## [What is required]
From the entries that follow, list every line in which the string "Survival" appears.

Source records
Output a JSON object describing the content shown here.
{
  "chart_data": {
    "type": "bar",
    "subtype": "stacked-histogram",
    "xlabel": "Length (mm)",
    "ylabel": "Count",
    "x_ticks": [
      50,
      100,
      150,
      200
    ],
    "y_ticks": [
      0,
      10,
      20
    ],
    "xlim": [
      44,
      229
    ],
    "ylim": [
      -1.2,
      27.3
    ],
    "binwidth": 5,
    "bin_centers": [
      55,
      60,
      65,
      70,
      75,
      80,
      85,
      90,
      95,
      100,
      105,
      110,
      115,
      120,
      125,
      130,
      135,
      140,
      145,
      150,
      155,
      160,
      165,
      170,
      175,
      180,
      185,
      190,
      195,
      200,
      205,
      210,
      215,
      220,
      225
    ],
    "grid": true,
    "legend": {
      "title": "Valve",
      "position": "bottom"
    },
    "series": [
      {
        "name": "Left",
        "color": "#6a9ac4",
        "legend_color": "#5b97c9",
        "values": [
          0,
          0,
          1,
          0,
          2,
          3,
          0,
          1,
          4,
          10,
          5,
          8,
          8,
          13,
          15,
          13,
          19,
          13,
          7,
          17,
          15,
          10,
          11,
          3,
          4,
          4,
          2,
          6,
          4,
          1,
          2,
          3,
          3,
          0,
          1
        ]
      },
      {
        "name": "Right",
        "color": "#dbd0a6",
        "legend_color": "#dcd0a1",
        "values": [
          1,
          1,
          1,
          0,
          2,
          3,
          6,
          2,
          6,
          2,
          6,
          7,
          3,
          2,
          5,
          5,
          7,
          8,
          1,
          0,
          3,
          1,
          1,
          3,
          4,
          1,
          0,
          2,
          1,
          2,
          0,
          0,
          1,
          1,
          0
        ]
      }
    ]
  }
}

...

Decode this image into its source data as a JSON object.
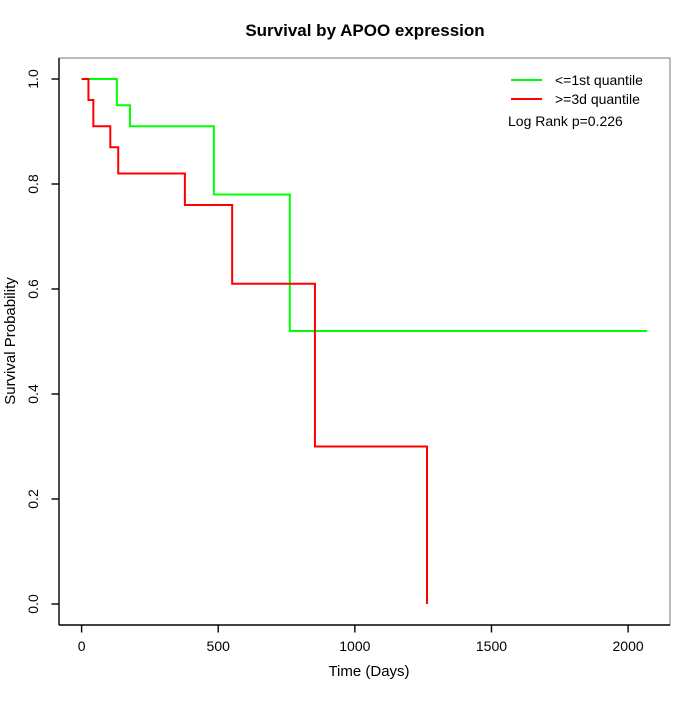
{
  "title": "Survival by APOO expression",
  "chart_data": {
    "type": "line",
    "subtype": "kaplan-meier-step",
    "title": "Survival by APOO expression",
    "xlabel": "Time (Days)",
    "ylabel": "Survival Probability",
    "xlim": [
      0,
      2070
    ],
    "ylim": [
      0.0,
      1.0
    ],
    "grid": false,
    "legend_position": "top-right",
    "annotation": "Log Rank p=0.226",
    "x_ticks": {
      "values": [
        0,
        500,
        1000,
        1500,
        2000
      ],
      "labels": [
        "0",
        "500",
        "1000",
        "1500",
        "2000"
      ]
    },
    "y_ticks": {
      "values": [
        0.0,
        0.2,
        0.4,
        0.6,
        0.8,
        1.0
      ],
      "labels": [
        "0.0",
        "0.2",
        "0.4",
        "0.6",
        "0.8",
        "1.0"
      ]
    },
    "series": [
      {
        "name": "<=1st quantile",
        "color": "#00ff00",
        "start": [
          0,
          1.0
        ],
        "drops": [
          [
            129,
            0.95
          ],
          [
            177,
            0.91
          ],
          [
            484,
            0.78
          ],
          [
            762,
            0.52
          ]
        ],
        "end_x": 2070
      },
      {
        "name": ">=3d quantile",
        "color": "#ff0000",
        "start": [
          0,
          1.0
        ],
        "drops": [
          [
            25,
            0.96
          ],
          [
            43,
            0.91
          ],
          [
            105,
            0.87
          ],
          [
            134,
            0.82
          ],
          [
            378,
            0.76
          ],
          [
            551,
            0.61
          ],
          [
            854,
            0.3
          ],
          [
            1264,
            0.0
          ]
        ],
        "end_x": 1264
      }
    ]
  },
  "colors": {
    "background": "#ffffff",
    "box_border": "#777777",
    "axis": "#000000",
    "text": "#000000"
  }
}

## [Solution to this problem]
  "title": "Survival by APOO expression",
    "title": "Survival by APOO expression",
    "ylabel": "Survival Probability",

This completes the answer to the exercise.